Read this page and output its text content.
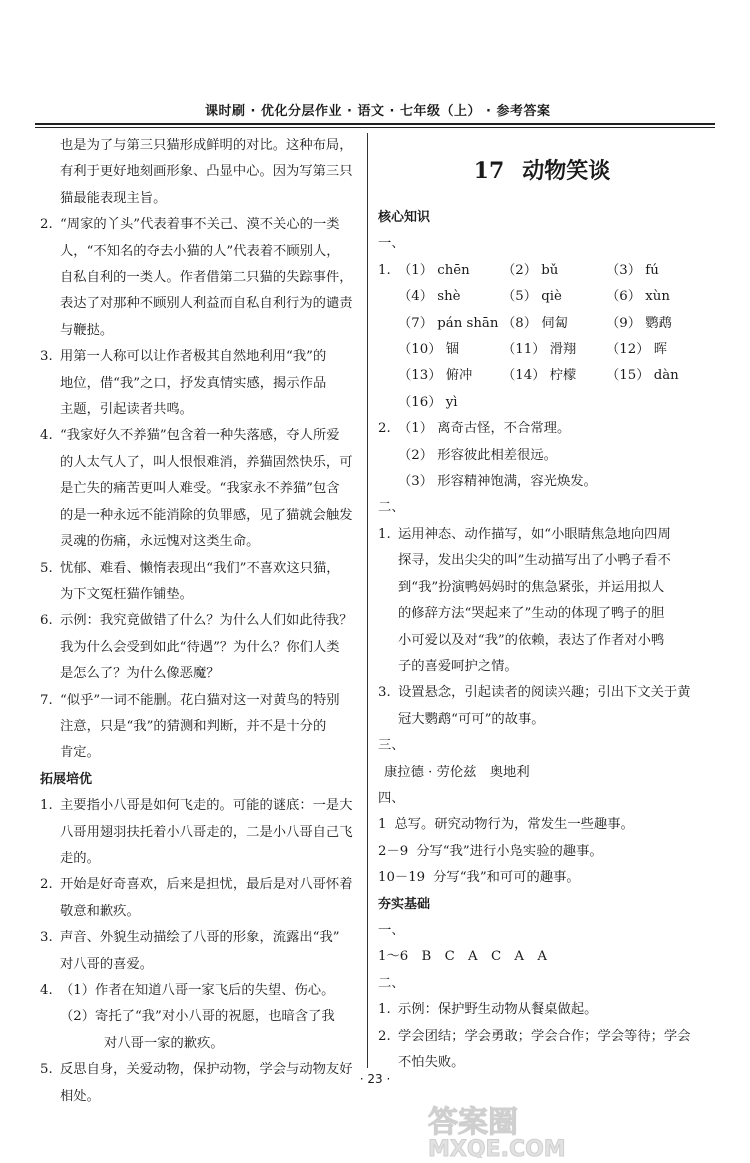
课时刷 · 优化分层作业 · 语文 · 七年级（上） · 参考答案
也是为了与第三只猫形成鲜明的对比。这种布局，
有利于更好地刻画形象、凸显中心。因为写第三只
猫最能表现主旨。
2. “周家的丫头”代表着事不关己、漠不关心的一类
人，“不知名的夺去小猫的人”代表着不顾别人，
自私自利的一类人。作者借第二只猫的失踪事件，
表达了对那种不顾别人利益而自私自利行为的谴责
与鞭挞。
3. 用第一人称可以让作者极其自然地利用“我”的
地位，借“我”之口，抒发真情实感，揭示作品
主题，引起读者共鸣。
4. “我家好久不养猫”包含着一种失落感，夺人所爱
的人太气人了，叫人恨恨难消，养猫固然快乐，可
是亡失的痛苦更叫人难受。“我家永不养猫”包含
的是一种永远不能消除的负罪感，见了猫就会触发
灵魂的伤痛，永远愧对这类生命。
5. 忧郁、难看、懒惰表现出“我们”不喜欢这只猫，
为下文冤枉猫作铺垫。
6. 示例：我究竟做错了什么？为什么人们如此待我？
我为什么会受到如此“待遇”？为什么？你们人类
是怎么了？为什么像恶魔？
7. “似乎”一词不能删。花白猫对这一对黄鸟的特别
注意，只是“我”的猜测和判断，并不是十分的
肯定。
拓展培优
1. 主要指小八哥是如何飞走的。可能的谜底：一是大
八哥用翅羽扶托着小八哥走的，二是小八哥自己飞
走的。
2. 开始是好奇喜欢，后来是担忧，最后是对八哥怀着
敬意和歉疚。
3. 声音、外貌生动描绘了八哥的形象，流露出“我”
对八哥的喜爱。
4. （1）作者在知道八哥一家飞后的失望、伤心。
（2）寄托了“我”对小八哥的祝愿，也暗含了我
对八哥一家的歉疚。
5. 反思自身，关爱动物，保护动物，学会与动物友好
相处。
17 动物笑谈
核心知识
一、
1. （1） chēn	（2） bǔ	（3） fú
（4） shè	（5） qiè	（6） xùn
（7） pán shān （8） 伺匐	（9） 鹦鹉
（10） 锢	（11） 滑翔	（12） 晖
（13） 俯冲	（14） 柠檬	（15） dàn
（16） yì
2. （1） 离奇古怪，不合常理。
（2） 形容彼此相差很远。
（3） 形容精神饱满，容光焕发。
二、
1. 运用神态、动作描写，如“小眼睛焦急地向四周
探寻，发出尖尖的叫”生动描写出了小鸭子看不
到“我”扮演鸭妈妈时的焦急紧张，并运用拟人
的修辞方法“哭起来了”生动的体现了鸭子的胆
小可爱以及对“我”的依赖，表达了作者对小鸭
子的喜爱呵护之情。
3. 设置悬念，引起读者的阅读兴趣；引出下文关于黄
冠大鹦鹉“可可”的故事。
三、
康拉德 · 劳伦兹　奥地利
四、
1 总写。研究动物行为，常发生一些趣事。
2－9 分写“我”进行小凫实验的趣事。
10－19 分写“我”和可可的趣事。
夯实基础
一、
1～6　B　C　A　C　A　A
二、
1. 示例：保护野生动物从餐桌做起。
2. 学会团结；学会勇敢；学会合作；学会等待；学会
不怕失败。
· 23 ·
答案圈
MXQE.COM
==
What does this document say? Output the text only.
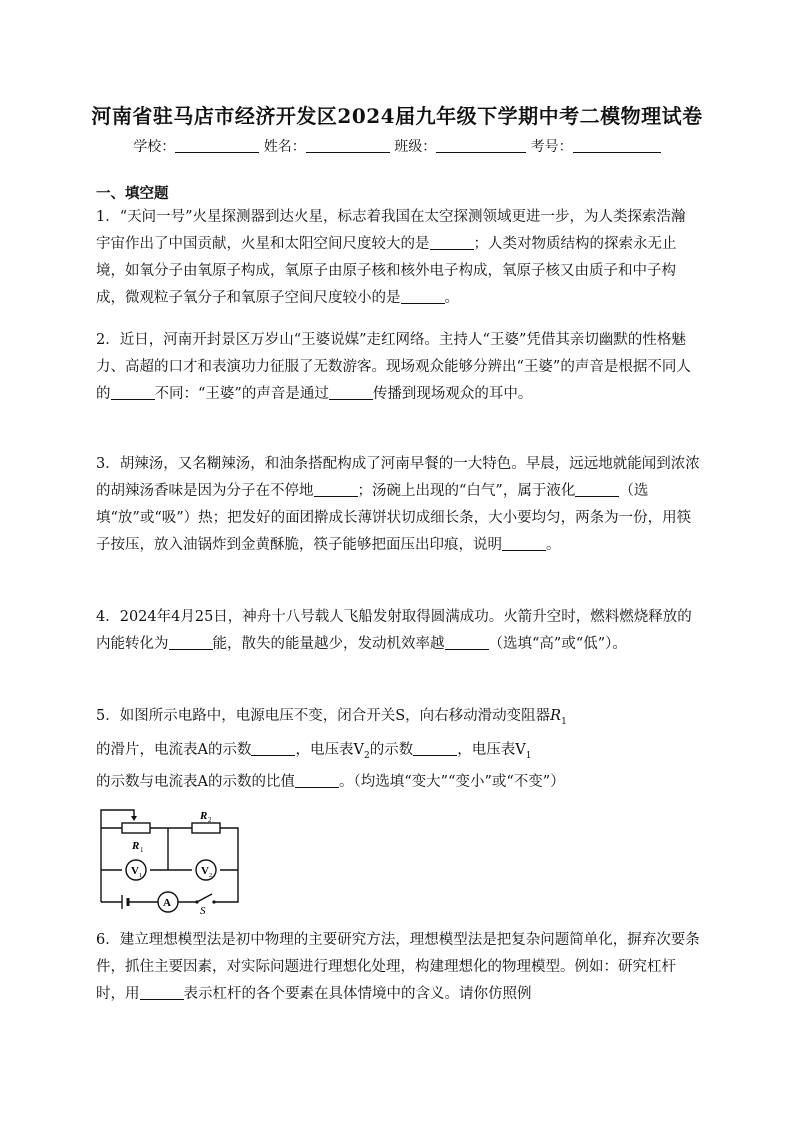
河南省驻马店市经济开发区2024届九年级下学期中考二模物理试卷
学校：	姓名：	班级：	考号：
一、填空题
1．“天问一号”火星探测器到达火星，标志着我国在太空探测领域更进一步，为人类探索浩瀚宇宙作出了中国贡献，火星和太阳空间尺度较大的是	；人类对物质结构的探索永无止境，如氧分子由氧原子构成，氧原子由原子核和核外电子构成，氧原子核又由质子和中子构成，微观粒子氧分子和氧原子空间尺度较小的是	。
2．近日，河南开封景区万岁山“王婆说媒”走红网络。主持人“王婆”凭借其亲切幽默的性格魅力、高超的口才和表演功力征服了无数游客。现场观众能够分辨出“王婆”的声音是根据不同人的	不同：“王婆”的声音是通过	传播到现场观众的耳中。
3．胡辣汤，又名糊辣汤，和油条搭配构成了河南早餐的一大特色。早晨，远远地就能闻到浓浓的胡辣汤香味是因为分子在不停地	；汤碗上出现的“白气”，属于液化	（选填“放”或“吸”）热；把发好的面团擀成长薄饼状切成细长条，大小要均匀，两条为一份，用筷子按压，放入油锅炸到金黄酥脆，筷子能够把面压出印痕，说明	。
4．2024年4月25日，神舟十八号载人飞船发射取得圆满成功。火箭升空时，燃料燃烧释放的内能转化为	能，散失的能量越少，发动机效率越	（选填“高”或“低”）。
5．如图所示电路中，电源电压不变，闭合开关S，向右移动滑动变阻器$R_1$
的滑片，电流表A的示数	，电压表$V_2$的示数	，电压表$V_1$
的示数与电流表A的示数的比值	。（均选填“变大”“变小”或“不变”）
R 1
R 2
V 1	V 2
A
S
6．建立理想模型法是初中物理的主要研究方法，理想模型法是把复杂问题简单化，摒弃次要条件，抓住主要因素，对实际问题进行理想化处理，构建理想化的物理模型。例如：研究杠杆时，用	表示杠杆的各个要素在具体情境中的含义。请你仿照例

Direction: Give the count of lines holding the word "this", with no other words.

Result of the exercise: 2